▶ **THE REQUEST**
Tally the lines in the listing below that contain "title" and report the tally alone.

▶ **THE DATA**
## start

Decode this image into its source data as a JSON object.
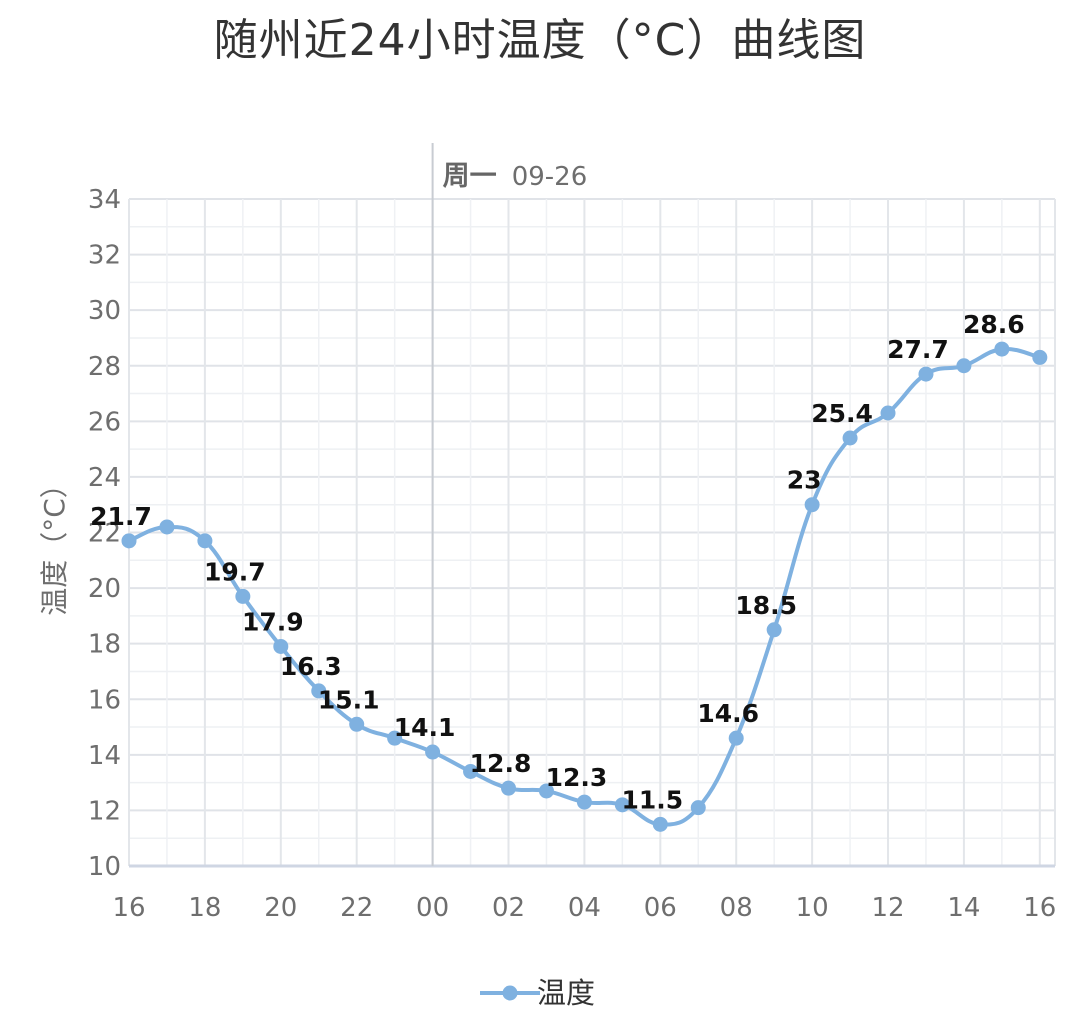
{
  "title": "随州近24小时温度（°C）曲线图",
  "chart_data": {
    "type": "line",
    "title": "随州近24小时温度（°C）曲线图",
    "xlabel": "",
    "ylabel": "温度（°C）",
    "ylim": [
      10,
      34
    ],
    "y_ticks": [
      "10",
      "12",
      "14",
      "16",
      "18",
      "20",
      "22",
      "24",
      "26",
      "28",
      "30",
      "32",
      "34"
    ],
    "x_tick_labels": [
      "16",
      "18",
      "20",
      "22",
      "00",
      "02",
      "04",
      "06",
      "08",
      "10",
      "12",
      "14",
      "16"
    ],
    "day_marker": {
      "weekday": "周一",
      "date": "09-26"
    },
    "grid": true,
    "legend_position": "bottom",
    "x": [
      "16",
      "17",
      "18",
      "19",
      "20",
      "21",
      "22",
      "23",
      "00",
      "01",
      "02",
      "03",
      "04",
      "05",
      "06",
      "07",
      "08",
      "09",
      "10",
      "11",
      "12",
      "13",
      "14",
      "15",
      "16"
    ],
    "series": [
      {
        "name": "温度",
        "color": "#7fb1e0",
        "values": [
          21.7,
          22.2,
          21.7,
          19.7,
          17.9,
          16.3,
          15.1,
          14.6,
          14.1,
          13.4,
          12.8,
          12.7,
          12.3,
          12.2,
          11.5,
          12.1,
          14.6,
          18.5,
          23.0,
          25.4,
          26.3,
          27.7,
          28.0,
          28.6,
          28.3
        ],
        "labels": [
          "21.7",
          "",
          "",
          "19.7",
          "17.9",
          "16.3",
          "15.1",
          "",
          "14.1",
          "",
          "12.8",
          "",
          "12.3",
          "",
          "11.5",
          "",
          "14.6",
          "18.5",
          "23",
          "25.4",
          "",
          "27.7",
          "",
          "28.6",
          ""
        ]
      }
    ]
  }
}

## end

▶ **SOLUTION TO THIS TASK**
2